_TRAVAIL À FAIRE_
(1) Traduisez en anglais cette phrase de l'article sur Donovan Sebrango : « Ses visites à Montréal étaient plus fréquentes à cette époque. »
(2) Reprenez l'article sur Donovan Sebrango à la suite de sa dernière phrase.

_TEXTE AFFICHÉ_
━━━━━━━━━━━━━━━━━━━━━━━━━━━━━━

MONTRÉAL – Les souvenirs sont à la fois flous et très précis. Donovan Sebrango ne se souvient plus trop quel âge il avait ni à quels matchs exactement il a assisté, mais il se revoit clairement rôder dans le vestiaire de l’Impact. Ses visites à Montréal étaient plus fréquentes à cette époque. Son père, Eduardo, écoulait les dernières années d’une brillante carrière de joueur de soccer professionnel.

Donovan avait déjà hérité des yeux en amandes du paternel. La réciprocité dans leur amour pour le ballon rond ne s’est toutefois jamais développée.

« Ce n’est pas parce qu’il n’a pas essayé, dit le jeune garçon, aujourd’hui adolescent, en riant. J’ai joué un peu, mais rien de trop compétitif. Je crois que j’ai décidé assez tôt que pour moi, ça allait être le hockey. »

Les parents de Sebrango ont divorcé alors qu’il était bambin. Sa mère Kim l’a initié au hockey après que la famille reconstituée se soit établie à Kingston, en Ontario. « Je me souviens avoir vraiment détesté ça au début, affirme le jeune homme en entrevue avec RDS. Je ne patinais pas aussi bien, pas aussi vite que les autres. J’ai rapidement voulu tout arrêter, mais ma mère a insisté pour que je continue. Elle n’arrêtait pas de me dire que j’allais le regretter si j’abandonnais. »

L’insistance maternelle s’est avérée judicieuse. Aujourd’hui âgé de 18 ans, Sebrango vient de terminer sa deuxième année à la ligne bleue des Rangers de Kitchener et est identifié comme un bel espoir en vue du prochain repêchage de la Ligue nationale. La Centrale de recrutement de la LNH le classe au 59e rang de sa liste de fin d’année parmi tous les joueurs admissibles évoluant en Amérique du Nord.

━━━━━━━━━━━━━━━━━━━━━━━━━━━━━━

_DONNÉES ENREGISTRÉES_

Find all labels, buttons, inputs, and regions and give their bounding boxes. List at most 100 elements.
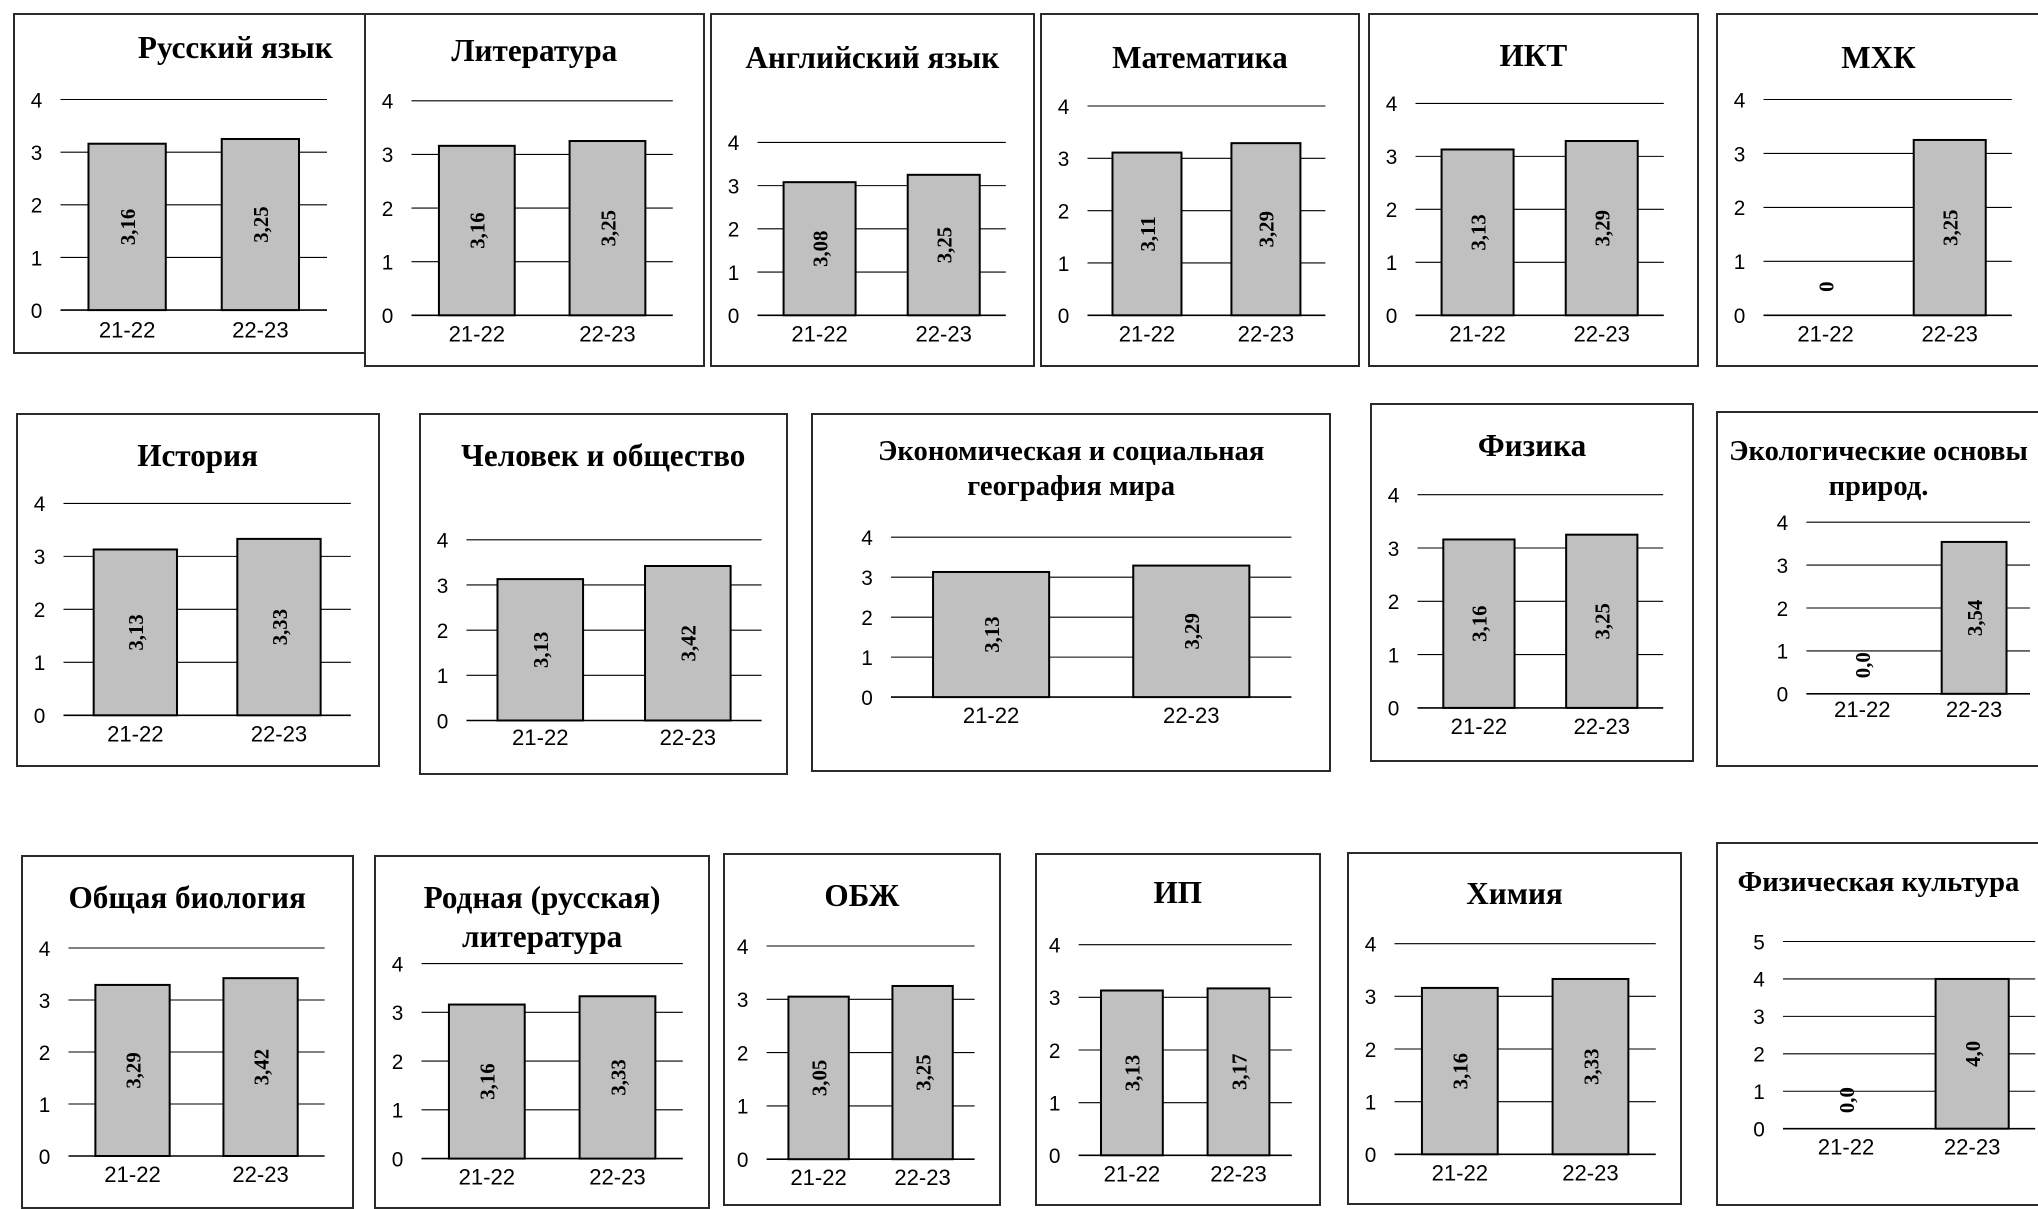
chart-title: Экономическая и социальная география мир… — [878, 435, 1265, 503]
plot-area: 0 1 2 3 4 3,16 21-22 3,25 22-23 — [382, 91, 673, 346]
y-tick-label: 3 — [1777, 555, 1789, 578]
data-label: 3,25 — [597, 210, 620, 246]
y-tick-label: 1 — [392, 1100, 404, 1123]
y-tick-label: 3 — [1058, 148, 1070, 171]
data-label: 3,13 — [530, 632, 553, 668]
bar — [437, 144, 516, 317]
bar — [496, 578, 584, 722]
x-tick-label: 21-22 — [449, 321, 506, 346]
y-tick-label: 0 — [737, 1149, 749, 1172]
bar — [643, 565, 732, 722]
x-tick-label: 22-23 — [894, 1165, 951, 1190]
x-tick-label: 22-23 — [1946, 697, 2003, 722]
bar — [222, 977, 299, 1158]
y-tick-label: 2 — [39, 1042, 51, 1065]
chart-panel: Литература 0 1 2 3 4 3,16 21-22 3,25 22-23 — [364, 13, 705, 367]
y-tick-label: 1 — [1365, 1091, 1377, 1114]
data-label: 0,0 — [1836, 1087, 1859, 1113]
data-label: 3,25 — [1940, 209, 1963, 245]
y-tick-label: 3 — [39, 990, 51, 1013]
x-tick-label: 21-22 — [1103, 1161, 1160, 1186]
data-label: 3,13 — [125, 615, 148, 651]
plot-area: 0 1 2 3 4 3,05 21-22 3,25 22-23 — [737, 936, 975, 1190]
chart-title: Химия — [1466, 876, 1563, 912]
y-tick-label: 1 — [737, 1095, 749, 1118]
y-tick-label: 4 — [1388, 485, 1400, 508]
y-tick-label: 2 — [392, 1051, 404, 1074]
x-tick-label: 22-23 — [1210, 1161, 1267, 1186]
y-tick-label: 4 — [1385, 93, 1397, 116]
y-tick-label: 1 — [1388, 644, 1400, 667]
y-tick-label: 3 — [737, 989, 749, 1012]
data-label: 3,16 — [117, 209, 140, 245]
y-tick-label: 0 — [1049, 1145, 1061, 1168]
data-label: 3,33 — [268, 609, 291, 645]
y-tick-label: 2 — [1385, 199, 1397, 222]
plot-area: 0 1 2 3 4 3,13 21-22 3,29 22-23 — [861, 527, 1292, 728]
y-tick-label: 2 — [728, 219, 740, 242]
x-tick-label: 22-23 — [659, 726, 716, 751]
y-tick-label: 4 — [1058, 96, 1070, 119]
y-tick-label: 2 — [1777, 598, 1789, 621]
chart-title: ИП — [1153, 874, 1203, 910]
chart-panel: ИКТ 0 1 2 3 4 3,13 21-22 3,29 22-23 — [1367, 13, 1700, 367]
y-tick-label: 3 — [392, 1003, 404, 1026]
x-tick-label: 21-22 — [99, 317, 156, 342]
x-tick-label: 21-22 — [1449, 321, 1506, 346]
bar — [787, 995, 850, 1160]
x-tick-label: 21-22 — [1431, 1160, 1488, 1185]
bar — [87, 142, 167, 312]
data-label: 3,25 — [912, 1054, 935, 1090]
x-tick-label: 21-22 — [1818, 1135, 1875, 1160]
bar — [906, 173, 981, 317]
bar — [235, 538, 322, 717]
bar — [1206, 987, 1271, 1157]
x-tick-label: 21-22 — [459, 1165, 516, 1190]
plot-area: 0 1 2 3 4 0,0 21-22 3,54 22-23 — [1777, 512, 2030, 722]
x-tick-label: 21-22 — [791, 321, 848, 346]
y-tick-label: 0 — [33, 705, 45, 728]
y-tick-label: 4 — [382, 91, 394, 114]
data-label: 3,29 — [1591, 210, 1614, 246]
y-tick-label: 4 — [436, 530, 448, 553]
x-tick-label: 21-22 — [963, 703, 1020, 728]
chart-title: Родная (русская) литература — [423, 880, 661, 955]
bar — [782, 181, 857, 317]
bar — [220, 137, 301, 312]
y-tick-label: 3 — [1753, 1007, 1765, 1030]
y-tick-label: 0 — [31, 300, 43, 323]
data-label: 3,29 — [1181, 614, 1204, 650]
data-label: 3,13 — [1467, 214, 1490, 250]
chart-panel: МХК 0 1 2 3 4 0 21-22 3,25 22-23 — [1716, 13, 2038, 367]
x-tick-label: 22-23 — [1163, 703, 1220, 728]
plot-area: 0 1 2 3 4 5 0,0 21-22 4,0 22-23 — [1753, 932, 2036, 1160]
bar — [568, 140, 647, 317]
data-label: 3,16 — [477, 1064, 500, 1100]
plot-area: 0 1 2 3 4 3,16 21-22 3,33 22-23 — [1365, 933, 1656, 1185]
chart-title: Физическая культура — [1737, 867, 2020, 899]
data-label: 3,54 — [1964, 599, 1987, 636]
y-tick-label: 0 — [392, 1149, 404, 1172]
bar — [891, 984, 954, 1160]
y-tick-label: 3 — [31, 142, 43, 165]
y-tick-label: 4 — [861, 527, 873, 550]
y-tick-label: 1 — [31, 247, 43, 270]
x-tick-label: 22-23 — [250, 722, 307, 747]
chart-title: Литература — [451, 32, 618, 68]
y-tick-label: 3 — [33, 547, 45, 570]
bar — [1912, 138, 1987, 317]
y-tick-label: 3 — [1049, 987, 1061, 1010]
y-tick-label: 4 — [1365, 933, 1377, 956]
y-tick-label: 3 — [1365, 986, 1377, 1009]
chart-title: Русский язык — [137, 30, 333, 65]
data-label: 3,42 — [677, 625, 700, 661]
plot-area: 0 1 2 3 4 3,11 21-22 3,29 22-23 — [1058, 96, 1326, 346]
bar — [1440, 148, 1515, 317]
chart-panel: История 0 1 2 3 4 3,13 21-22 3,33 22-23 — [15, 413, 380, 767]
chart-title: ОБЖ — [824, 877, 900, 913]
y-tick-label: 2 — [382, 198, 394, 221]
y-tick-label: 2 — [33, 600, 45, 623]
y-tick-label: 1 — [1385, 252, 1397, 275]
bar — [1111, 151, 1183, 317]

━━━━━━━━━━━━━━━━━━━━━━━━━━━━━━

_RÉPONSES AUX TÂCHES_
(1) His visits to Montreal were more frequent at that time.

(2)
De son père, Sebrango semble avoir gardé un certain flair offensif. « On l’a repêché pour ses habiletés avec la rondelle et la qualité de son coup de patin », affirme catégoriquement Mike McKenzie, le directeur général qui a mis le grappin dessus avec le 40e choix du repêchage de l’OHL il y a deux ans.

Sebrango évoluait alors à l’Académie CIH à Ottawa. À sa dernière année dans les rangs midget, il a récolté 25 points en 30 matchs. Comme recrue dans l’OHL, il surpassé les projections les plus optimistes en obtenant 26 points en 62 matchs. « Personne n’a été plus étonné que moi par la qualité de mon jeu cette année-là », admet-il aujourd’hui. Mais les dirigeants des Rangers n’en étaient pas à leur dernière surprise avec leur joueur de 16 ans.

En entrant le nom de Sebrango dans le moteur de recherche de YouTube, le premier extrait proposé est celui d’un match contre les Otters d’Erie, deux mois après le début de sa saison recrue. De sa vision du jeu et de sa fluidité sur patins il n’est ici nullement question : on l’y voit plutôt sortir un attaquant de ses culottes avant d’engager un furieux combat avec deuxième adversaire. On le reconnaît depuis comme un défenseur robuste, teigneux et avec assez de sang-froid pour répondre de ses actions.

« Le jeu physique, la hargne, on a réalisé assez vite que ça faisait partie de son arsenal, avance McKenzie, qui n’a pas oublié ce match du 23 novembre 2018 contre Erie. C’est vraiment difficile d’évaluer si un joueur d’âge midget possède ces attributs puisque les batailles et les mises en échec ne font plus énormément partie du sport à ce niveau. Mais avec Donovan, c’est rapidement devenu clair qu’il était un féroce compétiteur. Il n’a peur de rien. »

« J’ai toujours été un gars assez caractériel, estime Sebrango. Ma mère m’a toujours dit de ne jamais laisser personne travailler plus fort que moi. J’aime pratiquer un style de jeu robuste et je ne déteste pas entrer dans la tête de mes adversaires avec des mots bien choisis. Mais dans l’OHL, j’ai réalisé que si je voulais rester fidèle à cette approche, je devrais apprendre à me défendre. »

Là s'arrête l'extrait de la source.